DATASET RECORDS —

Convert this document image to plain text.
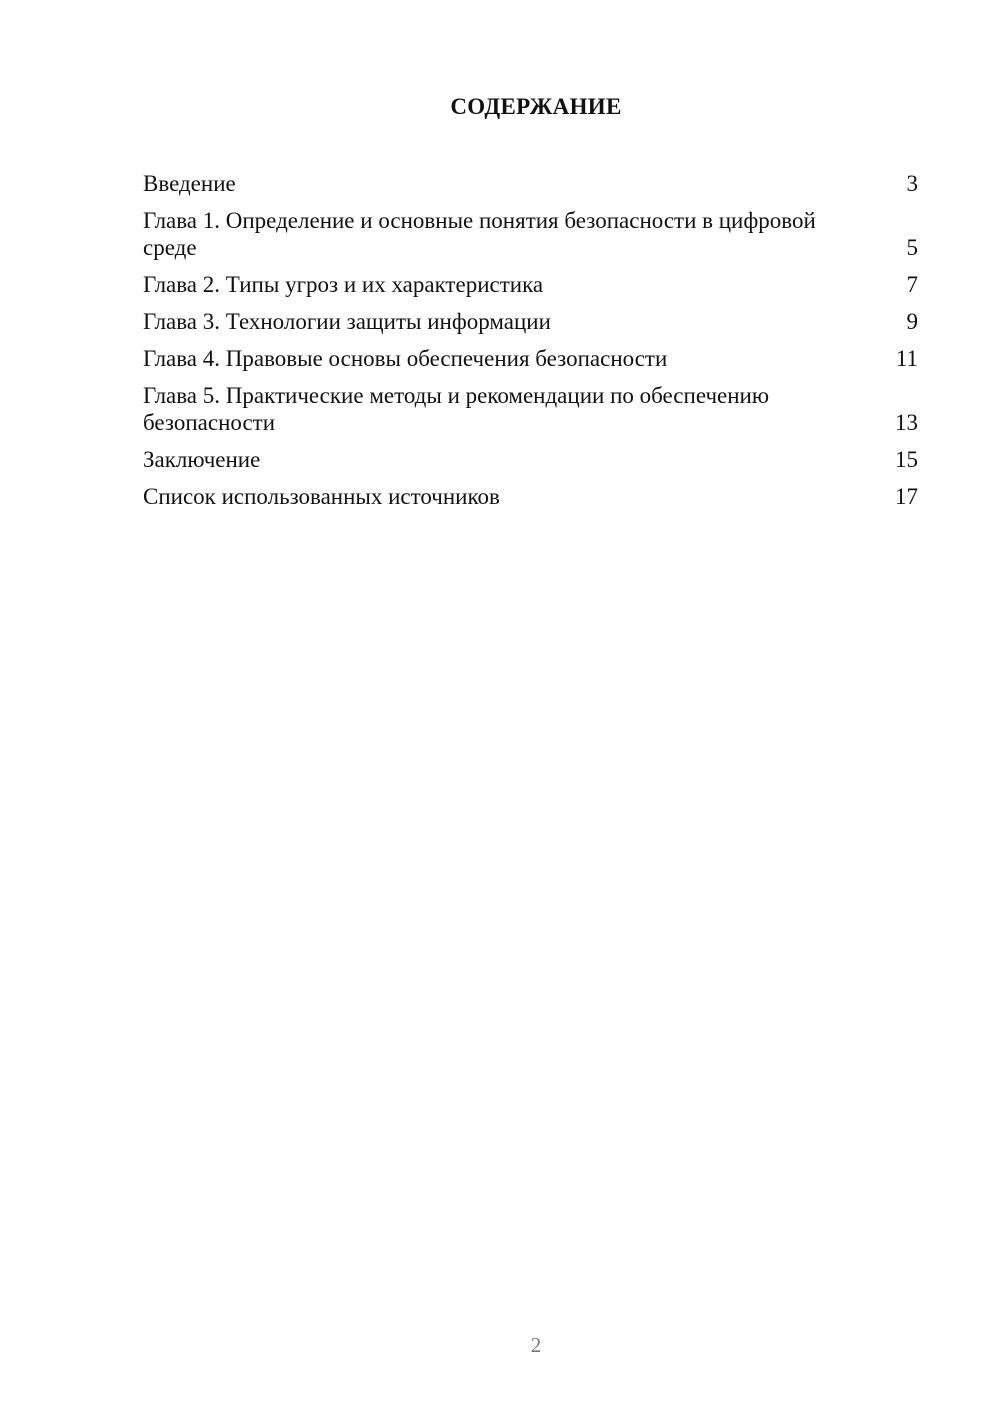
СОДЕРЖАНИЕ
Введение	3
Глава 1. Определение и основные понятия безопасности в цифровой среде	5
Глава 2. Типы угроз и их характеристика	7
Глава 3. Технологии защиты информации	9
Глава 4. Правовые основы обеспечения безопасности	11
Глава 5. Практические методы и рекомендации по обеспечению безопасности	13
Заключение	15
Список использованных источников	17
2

EXERCISE INSTRUCTIONS —
Select every line of the material above holding the word "Глава" and copy it.

COMPLETED TASK —
Глава 1. Определение и основные понятия безопасности в цифровой среде	5
Глава 2. Типы угроз и их характеристика	7
Глава 3. Технологии защиты информации	9
Глава 4. Правовые основы обеспечения безопасности	11
Глава 5. Практические методы и рекомендации по обеспечению безопасности	13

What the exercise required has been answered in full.